» Figure content listings

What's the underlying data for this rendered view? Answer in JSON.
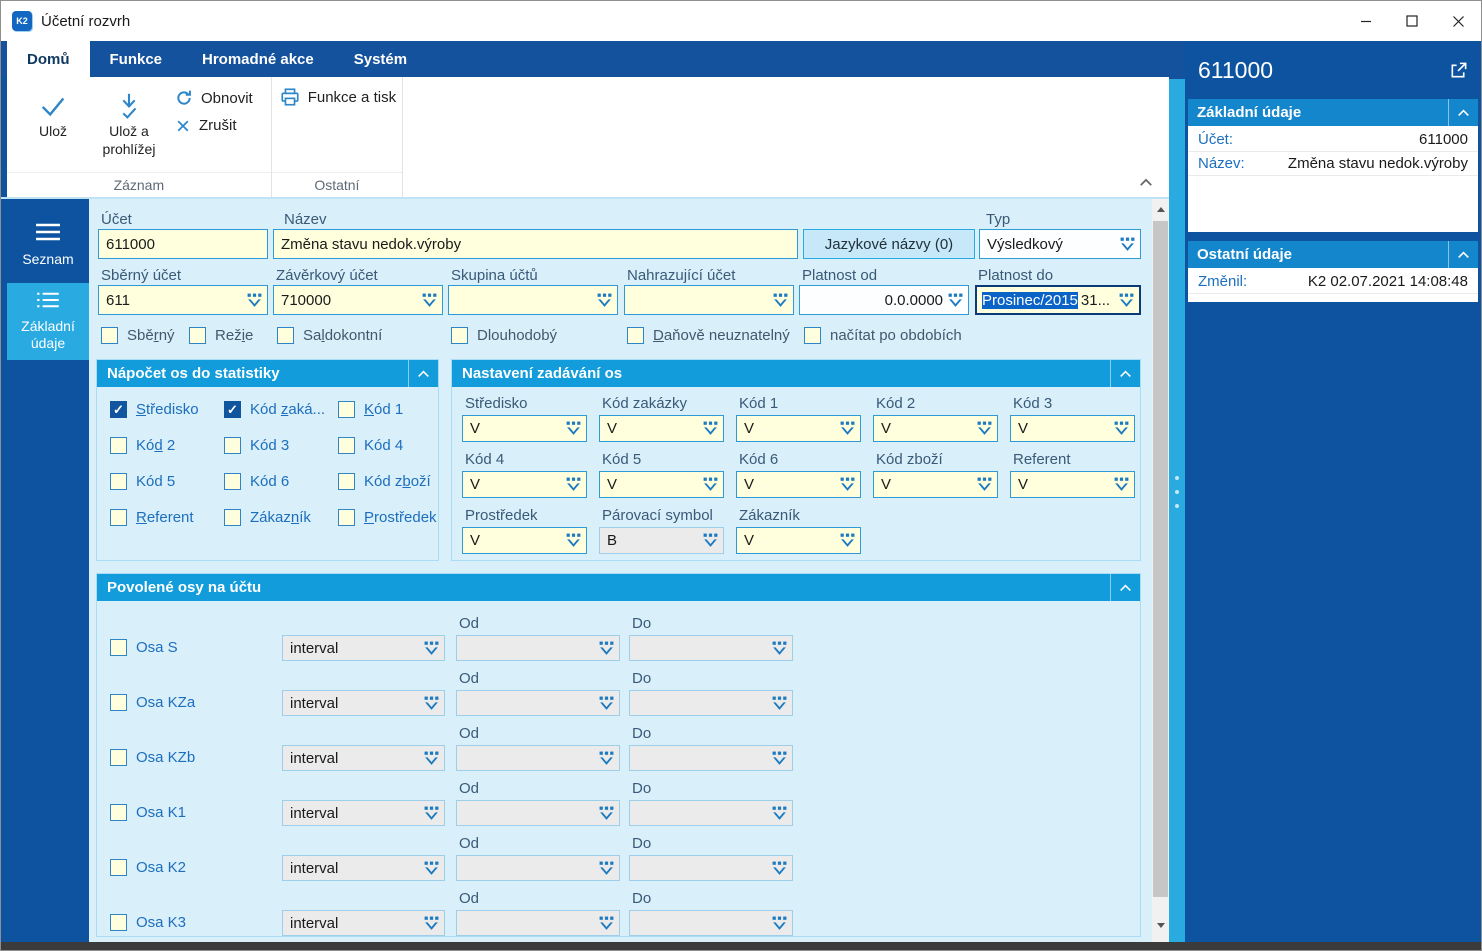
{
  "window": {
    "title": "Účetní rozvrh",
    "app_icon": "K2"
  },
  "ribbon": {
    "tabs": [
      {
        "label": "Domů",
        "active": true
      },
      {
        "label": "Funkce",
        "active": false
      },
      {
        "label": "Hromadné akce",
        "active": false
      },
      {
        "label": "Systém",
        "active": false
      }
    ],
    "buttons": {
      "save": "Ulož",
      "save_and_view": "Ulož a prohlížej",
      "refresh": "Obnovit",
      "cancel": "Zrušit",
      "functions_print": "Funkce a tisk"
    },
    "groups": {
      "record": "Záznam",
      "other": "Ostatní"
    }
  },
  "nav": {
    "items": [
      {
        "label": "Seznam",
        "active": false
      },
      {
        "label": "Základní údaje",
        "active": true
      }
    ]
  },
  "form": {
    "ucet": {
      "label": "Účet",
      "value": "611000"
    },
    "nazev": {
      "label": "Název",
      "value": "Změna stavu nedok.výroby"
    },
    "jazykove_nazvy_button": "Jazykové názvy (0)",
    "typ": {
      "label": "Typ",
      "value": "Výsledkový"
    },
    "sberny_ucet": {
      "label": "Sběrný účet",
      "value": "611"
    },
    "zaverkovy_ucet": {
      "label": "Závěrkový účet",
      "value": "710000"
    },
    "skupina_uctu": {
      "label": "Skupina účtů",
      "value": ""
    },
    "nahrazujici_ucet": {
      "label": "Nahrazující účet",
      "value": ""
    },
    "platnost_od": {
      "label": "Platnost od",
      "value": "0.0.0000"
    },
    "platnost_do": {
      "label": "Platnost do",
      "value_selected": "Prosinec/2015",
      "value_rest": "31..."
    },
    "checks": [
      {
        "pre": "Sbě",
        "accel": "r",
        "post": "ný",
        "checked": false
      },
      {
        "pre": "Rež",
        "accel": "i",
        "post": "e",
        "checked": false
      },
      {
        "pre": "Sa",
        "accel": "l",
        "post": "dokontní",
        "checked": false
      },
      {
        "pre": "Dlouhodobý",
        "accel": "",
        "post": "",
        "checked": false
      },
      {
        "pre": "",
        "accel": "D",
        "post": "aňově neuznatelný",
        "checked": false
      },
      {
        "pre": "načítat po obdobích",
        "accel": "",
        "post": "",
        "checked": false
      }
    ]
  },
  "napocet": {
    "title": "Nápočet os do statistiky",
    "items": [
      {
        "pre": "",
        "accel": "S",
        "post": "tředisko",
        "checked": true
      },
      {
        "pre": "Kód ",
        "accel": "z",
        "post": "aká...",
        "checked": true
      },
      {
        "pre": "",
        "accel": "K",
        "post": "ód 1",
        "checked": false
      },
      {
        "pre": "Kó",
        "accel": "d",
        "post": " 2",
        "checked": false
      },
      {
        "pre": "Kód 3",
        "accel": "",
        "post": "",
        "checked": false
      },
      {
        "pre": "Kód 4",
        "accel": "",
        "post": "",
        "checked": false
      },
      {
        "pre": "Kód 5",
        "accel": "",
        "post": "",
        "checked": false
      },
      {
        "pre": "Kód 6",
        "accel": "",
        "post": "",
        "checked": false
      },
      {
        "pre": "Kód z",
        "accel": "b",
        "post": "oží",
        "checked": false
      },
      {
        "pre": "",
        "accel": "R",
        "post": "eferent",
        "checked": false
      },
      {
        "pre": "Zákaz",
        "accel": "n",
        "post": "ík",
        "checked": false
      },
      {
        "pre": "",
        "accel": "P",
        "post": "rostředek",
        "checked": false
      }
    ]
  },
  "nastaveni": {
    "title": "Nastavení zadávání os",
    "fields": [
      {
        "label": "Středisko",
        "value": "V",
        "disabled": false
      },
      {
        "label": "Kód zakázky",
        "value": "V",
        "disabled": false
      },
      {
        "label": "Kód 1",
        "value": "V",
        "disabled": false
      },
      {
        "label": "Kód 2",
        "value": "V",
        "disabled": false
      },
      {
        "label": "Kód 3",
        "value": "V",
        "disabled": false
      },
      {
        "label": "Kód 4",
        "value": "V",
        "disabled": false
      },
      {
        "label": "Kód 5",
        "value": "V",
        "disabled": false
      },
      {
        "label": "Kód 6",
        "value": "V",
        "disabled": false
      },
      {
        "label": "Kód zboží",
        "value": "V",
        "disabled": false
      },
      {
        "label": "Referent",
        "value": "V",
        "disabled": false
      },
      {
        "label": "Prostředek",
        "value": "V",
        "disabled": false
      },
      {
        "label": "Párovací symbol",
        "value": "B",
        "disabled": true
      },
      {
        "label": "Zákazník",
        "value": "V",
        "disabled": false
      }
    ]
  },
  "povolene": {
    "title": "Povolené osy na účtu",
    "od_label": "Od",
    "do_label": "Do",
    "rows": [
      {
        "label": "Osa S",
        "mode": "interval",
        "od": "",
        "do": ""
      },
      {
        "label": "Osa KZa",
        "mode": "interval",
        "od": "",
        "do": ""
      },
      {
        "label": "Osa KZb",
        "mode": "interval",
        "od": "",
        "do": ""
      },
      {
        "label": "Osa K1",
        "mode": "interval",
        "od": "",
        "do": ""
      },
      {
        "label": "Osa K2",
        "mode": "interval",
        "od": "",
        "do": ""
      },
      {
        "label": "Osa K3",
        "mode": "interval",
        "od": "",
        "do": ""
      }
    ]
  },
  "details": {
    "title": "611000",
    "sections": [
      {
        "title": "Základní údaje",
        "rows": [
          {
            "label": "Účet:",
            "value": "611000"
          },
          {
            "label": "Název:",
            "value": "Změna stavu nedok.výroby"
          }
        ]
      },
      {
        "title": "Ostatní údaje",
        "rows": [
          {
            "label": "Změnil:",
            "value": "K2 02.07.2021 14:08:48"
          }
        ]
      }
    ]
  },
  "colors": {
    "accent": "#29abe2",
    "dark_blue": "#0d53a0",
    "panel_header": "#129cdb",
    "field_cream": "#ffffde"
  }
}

» WHAT TO PRODUCE
Go through the entries above and print each one exactly, minus the pictures.

» COMPLETED EXERCISE
What's the underlying data for this rendered view? Answer in JSON.
{
  "window": {
    "title": "Účetní rozvrh",
    "app_icon": "K2"
  },
  "ribbon": {
    "tabs": [
      {
        "label": "Domů",
        "active": true
      },
      {
        "label": "Funkce",
        "active": false
      },
      {
        "label": "Hromadné akce",
        "active": false
      },
      {
        "label": "Systém",
        "active": false
      }
    ],
    "buttons": {
      "save": "Ulož",
      "save_and_view": "Ulož a prohlížej",
      "refresh": "Obnovit",
      "cancel": "Zrušit",
      "functions_print": "Funkce a tisk"
    },
    "groups": {
      "record": "Záznam",
      "other": "Ostatní"
    }
  },
  "nav": {
    "items": [
      {
        "label": "Seznam",
        "active": false
      },
      {
        "label": "Základní údaje",
        "active": true
      }
    ]
  },
  "form": {
    "ucet": {
      "label": "Účet",
      "value": "611000"
    },
    "nazev": {
      "label": "Název",
      "value": "Změna stavu nedok.výroby"
    },
    "jazykove_nazvy_button": "Jazykové názvy (0)",
    "typ": {
      "label": "Typ",
      "value": "Výsledkový"
    },
    "sberny_ucet": {
      "label": "Sběrný účet",
      "value": "611"
    },
    "zaverkovy_ucet": {
      "label": "Závěrkový účet",
      "value": "710000"
    },
    "skupina_uctu": {
      "label": "Skupina účtů",
      "value": ""
    },
    "nahrazujici_ucet": {
      "label": "Nahrazující účet",
      "value": ""
    },
    "platnost_od": {
      "label": "Platnost od",
      "value": "0.0.0000"
    },
    "platnost_do": {
      "label": "Platnost do",
      "value_selected": "Prosinec/2015",
      "value_rest": "31..."
    },
    "checks": [
      {
        "pre": "Sbě",
        "accel": "r",
        "post": "ný",
        "checked": false
      },
      {
        "pre": "Rež",
        "accel": "i",
        "post": "e",
        "checked": false
      },
      {
        "pre": "Sa",
        "accel": "l",
        "post": "dokontní",
        "checked": false
      },
      {
        "pre": "Dlouhodobý",
        "accel": "",
        "post": "",
        "checked": false
      },
      {
        "pre": "",
        "accel": "D",
        "post": "aňově neuznatelný",
        "checked": false
      },
      {
        "pre": "načítat po obdobích",
        "accel": "",
        "post": "",
        "checked": false
      }
    ]
  },
  "napocet": {
    "title": "Nápočet os do statistiky",
    "items": [
      {
        "pre": "",
        "accel": "S",
        "post": "tředisko",
        "checked": true
      },
      {
        "pre": "Kód ",
        "accel": "z",
        "post": "aká...",
        "checked": true
      },
      {
        "pre": "",
        "accel": "K",
        "post": "ód 1",
        "checked": false
      },
      {
        "pre": "Kó",
        "accel": "d",
        "post": " 2",
        "checked": false
      },
      {
        "pre": "Kód 3",
        "accel": "",
        "post": "",
        "checked": false
      },
      {
        "pre": "Kód 4",
        "accel": "",
        "post": "",
        "checked": false
      },
      {
        "pre": "Kód 5",
        "accel": "",
        "post": "",
        "checked": false
      },
      {
        "pre": "Kód 6",
        "accel": "",
        "post": "",
        "checked": false
      },
      {
        "pre": "Kód z",
        "accel": "b",
        "post": "oží",
        "checked": false
      },
      {
        "pre": "",
        "accel": "R",
        "post": "eferent",
        "checked": false
      },
      {
        "pre": "Zákaz",
        "accel": "n",
        "post": "ík",
        "checked": false
      },
      {
        "pre": "",
        "accel": "P",
        "post": "rostředek",
        "checked": false
      }
    ]
  },
  "nastaveni": {
    "title": "Nastavení zadávání os",
    "fields": [
      {
        "label": "Středisko",
        "value": "V",
        "disabled": false
      },
      {
        "label": "Kód zakázky",
        "value": "V",
        "disabled": false
      },
      {
        "label": "Kód 1",
        "value": "V",
        "disabled": false
      },
      {
        "label": "Kód 2",
        "value": "V",
        "disabled": false
      },
      {
        "label": "Kód 3",
        "value": "V",
        "disabled": false
      },
      {
        "label": "Kód 4",
        "value": "V",
        "disabled": false
      },
      {
        "label": "Kód 5",
        "value": "V",
        "disabled": false
      },
      {
        "label": "Kód 6",
        "value": "V",
        "disabled": false
      },
      {
        "label": "Kód zboží",
        "value": "V",
        "disabled": false
      },
      {
        "label": "Referent",
        "value": "V",
        "disabled": false
      },
      {
        "label": "Prostředek",
        "value": "V",
        "disabled": false
      },
      {
        "label": "Párovací symbol",
        "value": "B",
        "disabled": true
      },
      {
        "label": "Zákazník",
        "value": "V",
        "disabled": false
      }
    ]
  },
  "povolene": {
    "title": "Povolené osy na účtu",
    "od_label": "Od",
    "do_label": "Do",
    "rows": [
      {
        "label": "Osa S",
        "mode": "interval",
        "od": "",
        "do": ""
      },
      {
        "label": "Osa KZa",
        "mode": "interval",
        "od": "",
        "do": ""
      },
      {
        "label": "Osa KZb",
        "mode": "interval",
        "od": "",
        "do": ""
      },
      {
        "label": "Osa K1",
        "mode": "interval",
        "od": "",
        "do": ""
      },
      {
        "label": "Osa K2",
        "mode": "interval",
        "od": "",
        "do": ""
      },
      {
        "label": "Osa K3",
        "mode": "interval",
        "od": "",
        "do": ""
      }
    ]
  },
  "details": {
    "title": "611000",
    "sections": [
      {
        "title": "Základní údaje",
        "rows": [
          {
            "label": "Účet:",
            "value": "611000"
          },
          {
            "label": "Název:",
            "value": "Změna stavu nedok.výroby"
          }
        ]
      },
      {
        "title": "Ostatní údaje",
        "rows": [
          {
            "label": "Změnil:",
            "value": "K2 02.07.2021 14:08:48"
          }
        ]
      }
    ]
  },
  "colors": {
    "accent": "#29abe2",
    "dark_blue": "#0d53a0",
    "panel_header": "#129cdb",
    "field_cream": "#ffffde"
  }
}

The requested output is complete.